=== Data records ===

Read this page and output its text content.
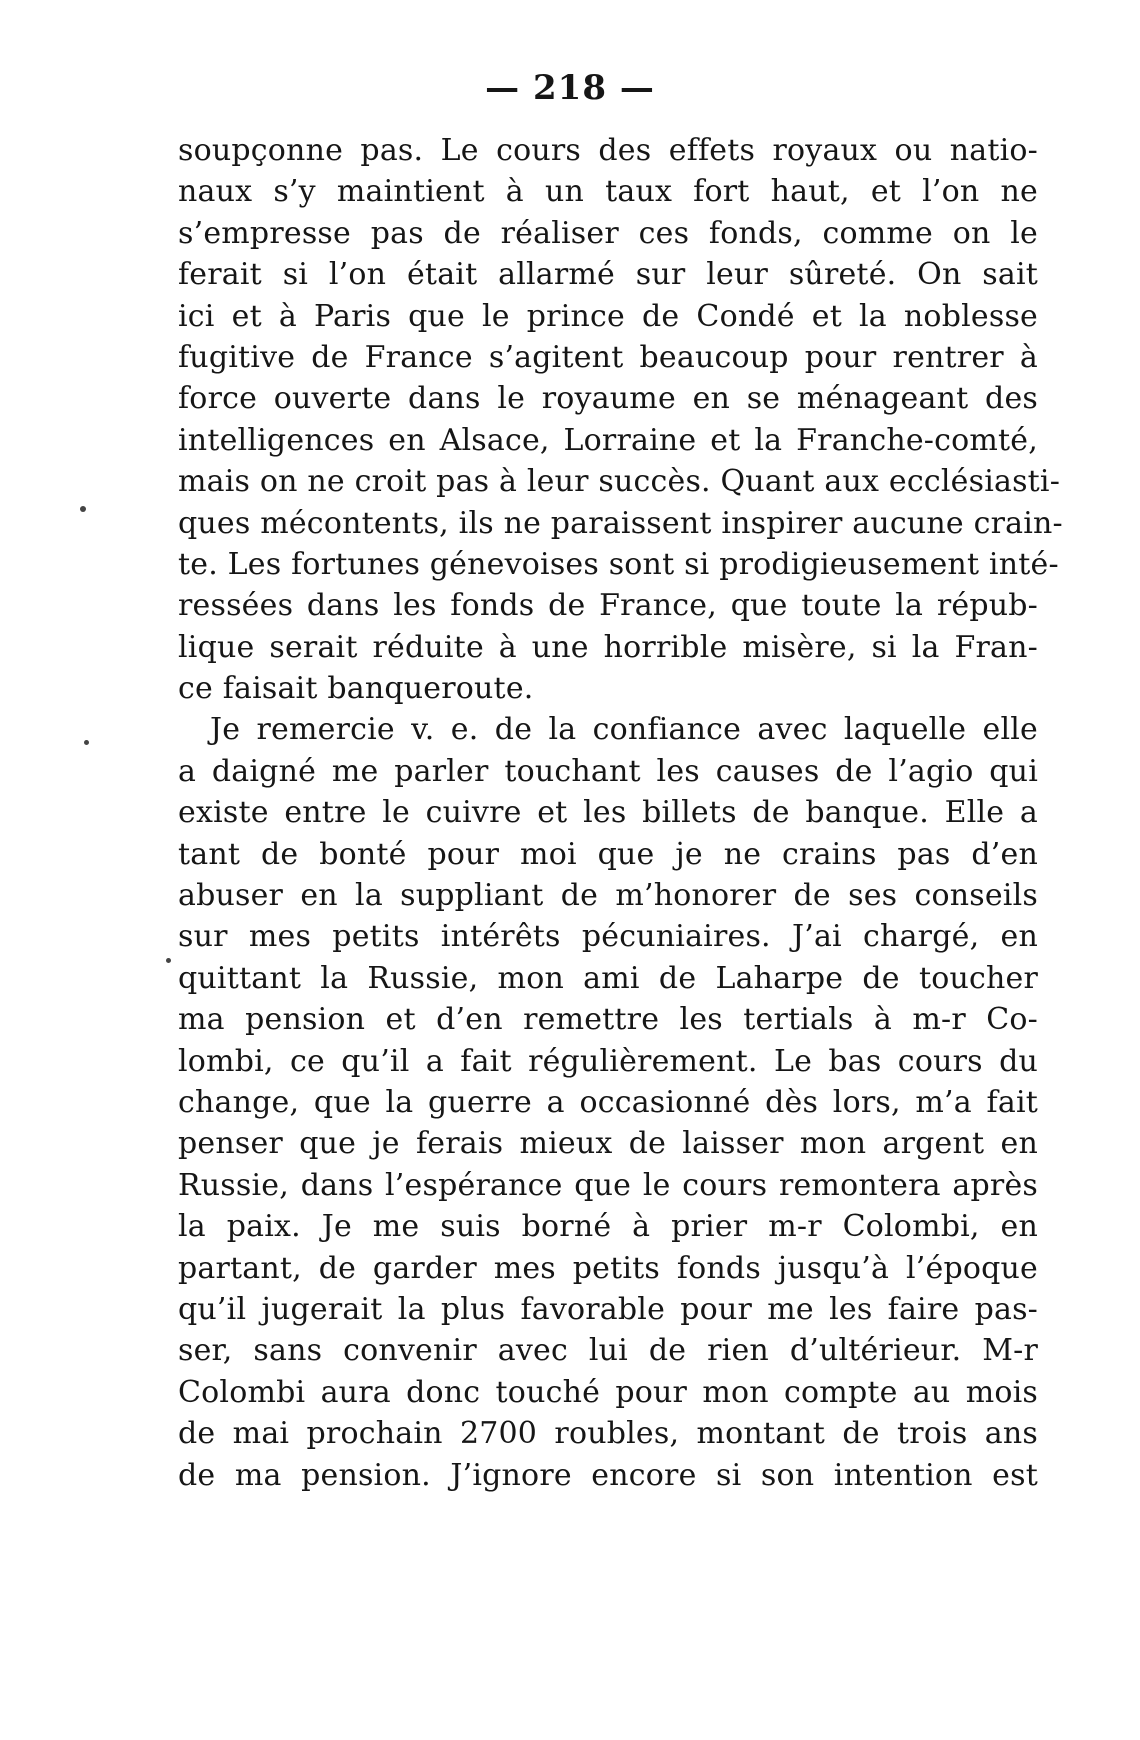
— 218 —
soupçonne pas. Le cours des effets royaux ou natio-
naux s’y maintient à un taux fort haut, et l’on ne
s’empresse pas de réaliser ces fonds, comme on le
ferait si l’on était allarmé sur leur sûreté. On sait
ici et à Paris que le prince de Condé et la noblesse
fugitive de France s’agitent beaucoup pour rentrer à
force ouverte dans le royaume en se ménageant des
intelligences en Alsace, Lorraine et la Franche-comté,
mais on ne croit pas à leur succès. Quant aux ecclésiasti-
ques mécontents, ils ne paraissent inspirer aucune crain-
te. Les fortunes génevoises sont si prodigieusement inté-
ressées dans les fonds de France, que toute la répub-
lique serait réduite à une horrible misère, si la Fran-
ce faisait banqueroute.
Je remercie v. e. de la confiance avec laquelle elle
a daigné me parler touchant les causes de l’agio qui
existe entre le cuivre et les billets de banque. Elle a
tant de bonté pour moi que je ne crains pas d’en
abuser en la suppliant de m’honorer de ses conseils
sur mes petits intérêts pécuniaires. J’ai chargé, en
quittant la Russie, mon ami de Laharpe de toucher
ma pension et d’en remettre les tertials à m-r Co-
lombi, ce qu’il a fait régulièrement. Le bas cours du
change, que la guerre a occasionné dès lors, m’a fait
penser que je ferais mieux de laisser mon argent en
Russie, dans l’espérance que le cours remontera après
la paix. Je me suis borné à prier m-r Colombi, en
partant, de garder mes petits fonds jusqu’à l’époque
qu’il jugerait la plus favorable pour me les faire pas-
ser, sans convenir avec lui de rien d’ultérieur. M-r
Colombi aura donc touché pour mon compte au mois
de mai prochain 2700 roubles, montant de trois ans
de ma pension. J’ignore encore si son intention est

===

> [Brief] Write out all the entries again, word for word, and print no images.

> [The output]
Read this page and output its text content.
— 218 —
soupçonne pas. Le cours des effets royaux ou natio-
naux s’y maintient à un taux fort haut, et l’on ne
s’empresse pas de réaliser ces fonds, comme on le
ferait si l’on était allarmé sur leur sûreté. On sait
ici et à Paris que le prince de Condé et la noblesse
fugitive de France s’agitent beaucoup pour rentrer à
force ouverte dans le royaume en se ménageant des
intelligences en Alsace, Lorraine et la Franche-comté,
mais on ne croit pas à leur succès. Quant aux ecclésiasti-
ques mécontents, ils ne paraissent inspirer aucune crain-
te. Les fortunes génevoises sont si prodigieusement inté-
ressées dans les fonds de France, que toute la répub-
lique serait réduite à une horrible misère, si la Fran-
ce faisait banqueroute.
Je remercie v. e. de la confiance avec laquelle elle
a daigné me parler touchant les causes de l’agio qui
existe entre le cuivre et les billets de banque. Elle a
tant de bonté pour moi que je ne crains pas d’en
abuser en la suppliant de m’honorer de ses conseils
sur mes petits intérêts pécuniaires. J’ai chargé, en
quittant la Russie, mon ami de Laharpe de toucher
ma pension et d’en remettre les tertials à m-r Co-
lombi, ce qu’il a fait régulièrement. Le bas cours du
change, que la guerre a occasionné dès lors, m’a fait
penser que je ferais mieux de laisser mon argent en
Russie, dans l’espérance que le cours remontera après
la paix. Je me suis borné à prier m-r Colombi, en
partant, de garder mes petits fonds jusqu’à l’époque
qu’il jugerait la plus favorable pour me les faire pas-
ser, sans convenir avec lui de rien d’ultérieur. M-r
Colombi aura donc touché pour mon compte au mois
de mai prochain 2700 roubles, montant de trois ans
de ma pension. J’ignore encore si son intention est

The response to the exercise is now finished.